### Dataset content

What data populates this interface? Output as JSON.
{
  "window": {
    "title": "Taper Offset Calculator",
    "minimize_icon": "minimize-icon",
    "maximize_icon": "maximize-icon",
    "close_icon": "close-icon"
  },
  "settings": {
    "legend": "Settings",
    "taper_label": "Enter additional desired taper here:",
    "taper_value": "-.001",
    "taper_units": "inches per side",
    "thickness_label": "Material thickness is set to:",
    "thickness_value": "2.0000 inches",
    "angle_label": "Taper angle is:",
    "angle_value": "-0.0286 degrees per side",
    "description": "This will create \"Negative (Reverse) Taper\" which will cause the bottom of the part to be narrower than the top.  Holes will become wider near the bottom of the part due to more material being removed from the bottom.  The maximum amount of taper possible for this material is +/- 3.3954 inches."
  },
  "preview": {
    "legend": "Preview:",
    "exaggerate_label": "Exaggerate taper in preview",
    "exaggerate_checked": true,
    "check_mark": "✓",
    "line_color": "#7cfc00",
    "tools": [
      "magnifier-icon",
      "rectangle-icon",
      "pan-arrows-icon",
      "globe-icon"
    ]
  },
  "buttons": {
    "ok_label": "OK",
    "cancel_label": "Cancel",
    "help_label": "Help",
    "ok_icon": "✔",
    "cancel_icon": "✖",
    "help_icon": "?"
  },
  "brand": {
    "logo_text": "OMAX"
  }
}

### Exercise directions
Reproduce each line verbatim.

### Response for this exercise
What data populates this interface? Output as JSON.
{
  "window": {
    "title": "Taper Offset Calculator",
    "minimize_icon": "minimize-icon",
    "maximize_icon": "maximize-icon",
    "close_icon": "close-icon"
  },
  "settings": {
    "legend": "Settings",
    "taper_label": "Enter additional desired taper here:",
    "taper_value": "-.001",
    "taper_units": "inches per side",
    "thickness_label": "Material thickness is set to:",
    "thickness_value": "2.0000 inches",
    "angle_label": "Taper angle is:",
    "angle_value": "-0.0286 degrees per side",
    "description": "This will create \"Negative (Reverse) Taper\" which will cause the bottom of the part to be narrower than the top.  Holes will become wider near the bottom of the part due to more material being removed from the bottom.  The maximum amount of taper possible for this material is +/- 3.3954 inches."
  },
  "preview": {
    "legend": "Preview:",
    "exaggerate_label": "Exaggerate taper in preview",
    "exaggerate_checked": true,
    "check_mark": "✓",
    "line_color": "#7cfc00",
    "tools": [
      "magnifier-icon",
      "rectangle-icon",
      "pan-arrows-icon",
      "globe-icon"
    ]
  },
  "buttons": {
    "ok_label": "OK",
    "cancel_label": "Cancel",
    "help_label": "Help",
    "ok_icon": "✔",
    "cancel_icon": "✖",
    "help_icon": "?"
  },
  "brand": {
    "logo_text": "OMAX"
  }
}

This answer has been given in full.